# [Task statement]
Write out every line of the records below as a numbered list, skipping blank lines and leaving the pictures out.

[Collected data]
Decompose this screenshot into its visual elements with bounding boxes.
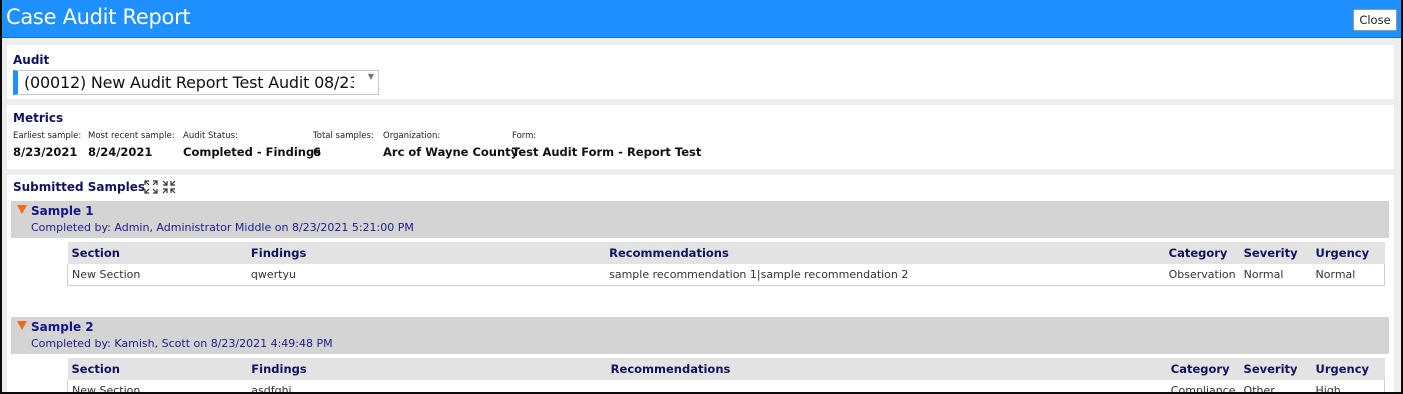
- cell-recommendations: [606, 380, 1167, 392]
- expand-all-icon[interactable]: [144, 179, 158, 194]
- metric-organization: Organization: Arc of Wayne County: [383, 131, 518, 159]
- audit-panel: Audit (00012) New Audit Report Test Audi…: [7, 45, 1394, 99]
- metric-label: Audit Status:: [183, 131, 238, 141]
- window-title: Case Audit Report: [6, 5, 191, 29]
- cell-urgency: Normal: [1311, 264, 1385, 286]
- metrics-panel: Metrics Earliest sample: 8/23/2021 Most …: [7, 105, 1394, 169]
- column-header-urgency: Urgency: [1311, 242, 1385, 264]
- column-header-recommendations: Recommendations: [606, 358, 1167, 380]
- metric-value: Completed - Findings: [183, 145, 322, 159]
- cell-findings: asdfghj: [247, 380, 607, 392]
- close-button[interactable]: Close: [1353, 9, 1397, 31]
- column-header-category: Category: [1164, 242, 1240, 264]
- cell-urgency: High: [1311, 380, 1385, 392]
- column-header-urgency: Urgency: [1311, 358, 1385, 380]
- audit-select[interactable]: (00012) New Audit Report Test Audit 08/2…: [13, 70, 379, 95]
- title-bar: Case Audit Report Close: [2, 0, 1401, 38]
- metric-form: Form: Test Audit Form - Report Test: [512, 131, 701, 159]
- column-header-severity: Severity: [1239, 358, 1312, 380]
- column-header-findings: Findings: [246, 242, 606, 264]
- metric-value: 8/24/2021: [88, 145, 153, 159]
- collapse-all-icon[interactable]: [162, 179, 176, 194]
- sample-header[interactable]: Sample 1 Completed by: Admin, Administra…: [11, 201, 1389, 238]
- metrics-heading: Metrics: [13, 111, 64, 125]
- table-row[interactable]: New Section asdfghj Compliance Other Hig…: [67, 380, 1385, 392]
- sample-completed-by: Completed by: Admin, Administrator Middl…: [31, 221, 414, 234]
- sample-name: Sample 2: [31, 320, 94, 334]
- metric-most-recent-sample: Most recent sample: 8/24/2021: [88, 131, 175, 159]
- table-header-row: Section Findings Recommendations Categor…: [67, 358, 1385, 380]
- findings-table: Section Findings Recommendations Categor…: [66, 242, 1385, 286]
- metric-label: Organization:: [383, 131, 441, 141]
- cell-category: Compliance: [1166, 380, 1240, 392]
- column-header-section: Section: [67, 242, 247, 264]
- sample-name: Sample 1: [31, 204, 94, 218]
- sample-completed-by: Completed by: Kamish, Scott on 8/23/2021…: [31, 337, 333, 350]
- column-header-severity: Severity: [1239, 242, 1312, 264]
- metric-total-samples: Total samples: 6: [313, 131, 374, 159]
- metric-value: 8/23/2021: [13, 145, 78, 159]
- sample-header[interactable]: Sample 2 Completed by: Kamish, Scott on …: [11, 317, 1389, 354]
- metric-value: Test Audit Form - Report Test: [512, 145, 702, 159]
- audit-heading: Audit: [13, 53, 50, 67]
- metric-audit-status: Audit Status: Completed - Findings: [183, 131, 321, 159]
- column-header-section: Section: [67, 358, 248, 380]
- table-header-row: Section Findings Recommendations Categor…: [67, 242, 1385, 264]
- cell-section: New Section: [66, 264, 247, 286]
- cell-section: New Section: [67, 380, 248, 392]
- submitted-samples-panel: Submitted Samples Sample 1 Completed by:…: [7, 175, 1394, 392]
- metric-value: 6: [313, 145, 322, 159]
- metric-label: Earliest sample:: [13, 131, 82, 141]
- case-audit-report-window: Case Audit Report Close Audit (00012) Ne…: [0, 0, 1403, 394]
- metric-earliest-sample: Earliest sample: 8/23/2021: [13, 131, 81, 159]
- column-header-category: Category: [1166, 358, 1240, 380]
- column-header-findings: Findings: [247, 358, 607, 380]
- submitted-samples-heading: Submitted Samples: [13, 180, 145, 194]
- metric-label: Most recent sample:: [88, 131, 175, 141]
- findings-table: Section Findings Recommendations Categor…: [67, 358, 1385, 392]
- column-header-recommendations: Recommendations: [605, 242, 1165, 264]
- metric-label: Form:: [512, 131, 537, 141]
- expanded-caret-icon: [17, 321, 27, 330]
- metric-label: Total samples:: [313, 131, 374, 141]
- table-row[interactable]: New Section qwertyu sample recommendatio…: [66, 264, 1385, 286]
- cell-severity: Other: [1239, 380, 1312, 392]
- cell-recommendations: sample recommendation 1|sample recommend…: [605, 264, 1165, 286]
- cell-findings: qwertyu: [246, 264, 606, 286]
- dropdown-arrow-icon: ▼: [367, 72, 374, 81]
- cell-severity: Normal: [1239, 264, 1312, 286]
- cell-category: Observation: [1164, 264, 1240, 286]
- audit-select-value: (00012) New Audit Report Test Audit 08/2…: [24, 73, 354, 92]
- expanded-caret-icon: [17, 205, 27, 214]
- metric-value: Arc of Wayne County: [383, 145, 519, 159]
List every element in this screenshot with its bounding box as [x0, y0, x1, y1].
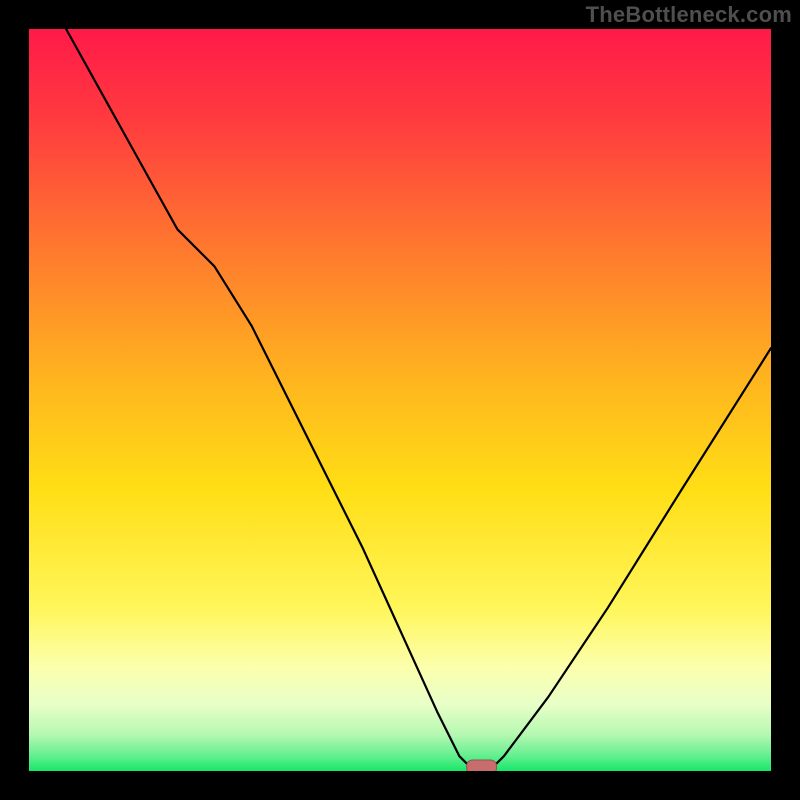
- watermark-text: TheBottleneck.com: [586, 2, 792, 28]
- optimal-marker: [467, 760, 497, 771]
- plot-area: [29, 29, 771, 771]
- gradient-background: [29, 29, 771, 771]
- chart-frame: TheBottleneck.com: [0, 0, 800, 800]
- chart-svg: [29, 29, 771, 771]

# [Finished answer]
1. Decompose this screenshot into its visual elements with bounding boxes.
2. - cell-recommendations: [606, 380, 1167, 392]
3. - expand-all-icon[interactable]: [144, 179, 158, 194]
4. - metric-organization: Organization: Arc of Wayne County: [383, 131, 518, 159]
5. - audit-panel: Audit (00012) New Audit Report Test Audi…: [7, 45, 1394, 99]
6. - metric-label: Audit Status:: [183, 131, 238, 141]
7. - window-title: Case Audit Report: [6, 5, 191, 29]
8. - cell-urgency: Normal: [1311, 264, 1385, 286]
9. - metrics-panel: Metrics Earliest sample: 8/23/2021 Most …: [7, 105, 1394, 169]
10. - column-header-urgency: Urgency: [1311, 242, 1385, 264]
11. - column-header-recommendations: Recommendations: [606, 358, 1167, 380]
12. - metric-value: Completed - Findings: [183, 145, 322, 159]
13. - cell-findings: asdfghj: [247, 380, 607, 392]
14. - close-button[interactable]: Close: [1353, 9, 1397, 31]
15. - column-header-category: Category: [1164, 242, 1240, 264]
16. - cell-urgency: High: [1311, 380, 1385, 392]
17. - column-header-urgency: Urgency: [1311, 358, 1385, 380]
18. - audit-select[interactable]: (00012) New Audit Report Test Audit 08/2…: [13, 70, 379, 95]
19. - title-bar: Case Audit Report Close: [2, 0, 1401, 38]
20. - metric-form: Form: Test Audit Form - Report Test: [512, 131, 701, 159]
21. - column-header-severity: Severity: [1239, 358, 1312, 380]
22. - column-header-findings: Findings: [246, 242, 606, 264]
23. - metric-value: 8/24/2021: [88, 145, 153, 159]
24. - collapse-all-icon[interactable]: [162, 179, 176, 194]
25. - sample-header[interactable]: Sample 1 Completed by: Admin, Administra…: [11, 201, 1389, 238]
26. - metrics-heading: Metrics: [13, 111, 64, 125]
27. - table-row[interactable]: New Section asdfghj Compliance Other Hig…: [67, 380, 1385, 392]
28. - sample-completed-by: Completed by: Admin, Administrator Middl…: [31, 221, 414, 234]
29. - sample-name: Sample 2: [31, 320, 94, 334]
30. - metric-most-recent-sample: Most recent sample: 8/24/2021: [88, 131, 175, 159]
31. - table-header-row: Section Findings Recommendations Categor…: [67, 358, 1385, 380]
32. - findings-table: Section Findings Recommendations Categor…: [66, 242, 1385, 286]
33. - metric-label: Organization:: [383, 131, 441, 141]
34. - cell-category: Compliance: [1166, 380, 1240, 392]
35. - column-header-section: Section: [67, 242, 247, 264]
36. - sample-name: Sample 1: [31, 204, 94, 218]
37. - sample-completed-by: Completed by: Kamish, Scott on 8/23/2021…: [31, 337, 333, 350]
38. - column-header-severity: Severity: [1239, 242, 1312, 264]
39. - metric-total-samples: Total samples: 6: [313, 131, 374, 159]
40. - metric-value: 8/23/2021: [13, 145, 78, 159]
41. - sample-header[interactable]: Sample 2 Completed by: Kamish, Scott on …: [11, 317, 1389, 354]
42. - metric-value: Test Audit Form - Report Test: [512, 145, 702, 159]
43. - audit-heading: Audit: [13, 53, 50, 67]
44. - metric-audit-status: Audit Status: Completed - Findings: [183, 131, 321, 159]
45. - column-header-section: Section: [67, 358, 248, 380]
46. - table-header-row: Section Findings Recommendations Categor…: [67, 242, 1385, 264]
47. - cell-section: New Section: [66, 264, 247, 286]
48. - cell-section: New Section: [67, 380, 248, 392]
49. - submitted-samples-panel: Submitted Samples Sample 1 Completed by:…: [7, 175, 1394, 392]
50. - metric-value: 6: [313, 145, 322, 159]
51. - metric-label: Earliest sample:: [13, 131, 82, 141]
52. - case-audit-report-window: Case Audit Report Close Audit (00012) Ne…: [0, 0, 1403, 394]
53. - metric-earliest-sample: Earliest sample: 8/23/2021: [13, 131, 81, 159]
54. - column-header-category: Category: [1166, 358, 1240, 380]
55. - column-header-findings: Findings: [247, 358, 607, 380]
56. - submitted-samples-heading: Submitted Samples: [13, 180, 145, 194]
57. - metric-label: Most recent sample:: [88, 131, 175, 141]
58. - findings-table: Section Findings Recommendations Categor…: [67, 358, 1385, 392]
59. - column-header-recommendations: Recommendations: [605, 242, 1165, 264]
60. - metric-label: Form:: [512, 131, 537, 141]
61. - expanded-caret-icon: [17, 321, 27, 330]
62. - metric-label: Total samples:: [313, 131, 374, 141]
63. - table-row[interactable]: New Section qwertyu sample recommendatio…: [66, 264, 1385, 286]
64. - cell-severity: Other: [1239, 380, 1312, 392]
65. - cell-recommendations: sample recommendation 1|sample recommend…: [605, 264, 1165, 286]
66. - cell-findings: qwertyu: [246, 264, 606, 286]
67. - dropdown-arrow-icon: ▼: [367, 72, 374, 81]
68. - cell-severity: Normal: [1239, 264, 1312, 286]
69. - cell-category: Observation: [1164, 264, 1240, 286]
70. - audit-select-value: (00012) New Audit Report Test Audit 08/2…: [24, 73, 354, 92]
71. - expanded-caret-icon: [17, 205, 27, 214]
72. - metric-value: Arc of Wayne County: [383, 145, 519, 159]
73. List every element in this screenshot with its bounding box as [x0, y0, x1, y1].
74. - watermark-text: TheBottleneck.com: [586, 2, 792, 28]
75. - optimal-marker: [467, 760, 497, 771]
76. - plot-area: [29, 29, 771, 771]
77. - gradient-background: [29, 29, 771, 771]
78. - chart-frame: TheBottleneck.com: [0, 0, 800, 800]
79. - chart-svg: [29, 29, 771, 771]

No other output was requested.